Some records
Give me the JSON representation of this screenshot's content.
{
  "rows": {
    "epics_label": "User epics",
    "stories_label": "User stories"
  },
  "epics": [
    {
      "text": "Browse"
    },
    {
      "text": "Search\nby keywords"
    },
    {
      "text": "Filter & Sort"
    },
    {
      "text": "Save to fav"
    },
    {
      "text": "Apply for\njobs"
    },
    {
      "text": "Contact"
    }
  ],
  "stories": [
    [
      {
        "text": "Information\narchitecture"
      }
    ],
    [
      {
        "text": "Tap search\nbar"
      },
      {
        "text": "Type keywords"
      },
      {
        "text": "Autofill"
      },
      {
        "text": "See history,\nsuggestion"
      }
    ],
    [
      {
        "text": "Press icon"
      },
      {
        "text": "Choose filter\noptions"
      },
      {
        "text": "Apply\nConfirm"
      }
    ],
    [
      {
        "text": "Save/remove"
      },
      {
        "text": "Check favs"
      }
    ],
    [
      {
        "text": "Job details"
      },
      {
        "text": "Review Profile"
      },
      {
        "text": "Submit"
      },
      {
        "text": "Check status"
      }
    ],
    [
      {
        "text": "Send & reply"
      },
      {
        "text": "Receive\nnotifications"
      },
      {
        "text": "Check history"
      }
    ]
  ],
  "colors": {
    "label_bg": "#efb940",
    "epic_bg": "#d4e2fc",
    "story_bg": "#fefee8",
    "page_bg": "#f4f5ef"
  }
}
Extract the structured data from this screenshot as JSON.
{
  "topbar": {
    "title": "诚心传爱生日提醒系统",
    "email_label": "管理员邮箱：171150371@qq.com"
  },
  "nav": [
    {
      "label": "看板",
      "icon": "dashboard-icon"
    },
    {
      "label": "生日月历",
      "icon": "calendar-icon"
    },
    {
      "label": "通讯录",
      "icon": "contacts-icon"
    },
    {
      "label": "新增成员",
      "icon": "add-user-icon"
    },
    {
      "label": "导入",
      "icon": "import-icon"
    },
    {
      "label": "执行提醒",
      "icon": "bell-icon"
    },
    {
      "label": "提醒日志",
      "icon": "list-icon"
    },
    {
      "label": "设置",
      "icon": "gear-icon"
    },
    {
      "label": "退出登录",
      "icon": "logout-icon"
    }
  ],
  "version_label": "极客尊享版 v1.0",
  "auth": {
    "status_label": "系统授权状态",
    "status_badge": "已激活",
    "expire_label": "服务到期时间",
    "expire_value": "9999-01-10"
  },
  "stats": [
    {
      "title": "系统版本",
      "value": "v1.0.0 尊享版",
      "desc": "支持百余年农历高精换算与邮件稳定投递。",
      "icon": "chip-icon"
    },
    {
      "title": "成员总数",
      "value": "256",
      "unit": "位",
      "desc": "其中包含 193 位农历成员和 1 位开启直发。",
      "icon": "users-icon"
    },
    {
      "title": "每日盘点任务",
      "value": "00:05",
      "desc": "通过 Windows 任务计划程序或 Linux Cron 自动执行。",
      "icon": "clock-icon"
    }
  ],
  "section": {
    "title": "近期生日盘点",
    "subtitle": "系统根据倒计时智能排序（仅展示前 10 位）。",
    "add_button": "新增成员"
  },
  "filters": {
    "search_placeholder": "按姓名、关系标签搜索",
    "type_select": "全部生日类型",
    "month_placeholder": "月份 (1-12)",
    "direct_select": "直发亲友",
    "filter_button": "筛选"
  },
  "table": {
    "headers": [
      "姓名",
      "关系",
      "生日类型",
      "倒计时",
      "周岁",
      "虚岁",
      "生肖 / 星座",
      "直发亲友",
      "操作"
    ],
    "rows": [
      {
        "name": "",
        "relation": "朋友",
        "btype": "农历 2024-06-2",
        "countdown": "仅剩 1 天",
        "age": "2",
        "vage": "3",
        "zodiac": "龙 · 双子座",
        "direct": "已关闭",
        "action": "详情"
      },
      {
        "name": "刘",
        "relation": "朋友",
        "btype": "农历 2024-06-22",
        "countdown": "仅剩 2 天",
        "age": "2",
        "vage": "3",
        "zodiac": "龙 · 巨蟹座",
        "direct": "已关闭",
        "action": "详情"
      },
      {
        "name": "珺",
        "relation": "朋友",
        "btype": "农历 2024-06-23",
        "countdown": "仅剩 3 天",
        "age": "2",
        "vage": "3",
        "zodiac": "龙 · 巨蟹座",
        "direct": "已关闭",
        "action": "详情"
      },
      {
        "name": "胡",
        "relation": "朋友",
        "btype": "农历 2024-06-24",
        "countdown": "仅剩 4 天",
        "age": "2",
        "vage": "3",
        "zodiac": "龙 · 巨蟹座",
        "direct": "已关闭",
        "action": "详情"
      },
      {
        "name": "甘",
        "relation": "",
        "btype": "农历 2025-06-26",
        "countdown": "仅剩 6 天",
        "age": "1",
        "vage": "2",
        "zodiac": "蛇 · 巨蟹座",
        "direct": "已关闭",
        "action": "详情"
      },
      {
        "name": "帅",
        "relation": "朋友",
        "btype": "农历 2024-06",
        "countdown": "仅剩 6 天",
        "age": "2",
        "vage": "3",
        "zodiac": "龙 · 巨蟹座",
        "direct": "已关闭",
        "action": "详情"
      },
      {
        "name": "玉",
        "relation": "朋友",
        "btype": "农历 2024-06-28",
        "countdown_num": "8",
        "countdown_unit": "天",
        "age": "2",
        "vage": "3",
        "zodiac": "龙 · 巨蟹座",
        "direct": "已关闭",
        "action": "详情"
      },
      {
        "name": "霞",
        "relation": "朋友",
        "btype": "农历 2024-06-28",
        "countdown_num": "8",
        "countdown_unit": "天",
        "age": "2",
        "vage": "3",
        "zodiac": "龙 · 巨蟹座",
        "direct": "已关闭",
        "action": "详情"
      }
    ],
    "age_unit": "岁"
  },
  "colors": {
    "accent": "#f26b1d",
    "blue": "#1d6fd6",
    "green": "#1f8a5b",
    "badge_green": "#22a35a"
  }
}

What you will do
Find each line holding the word "Apply" and copy it.

Written answer
      "text": "Apply for\njobs"
        "text": "Apply\nConfirm"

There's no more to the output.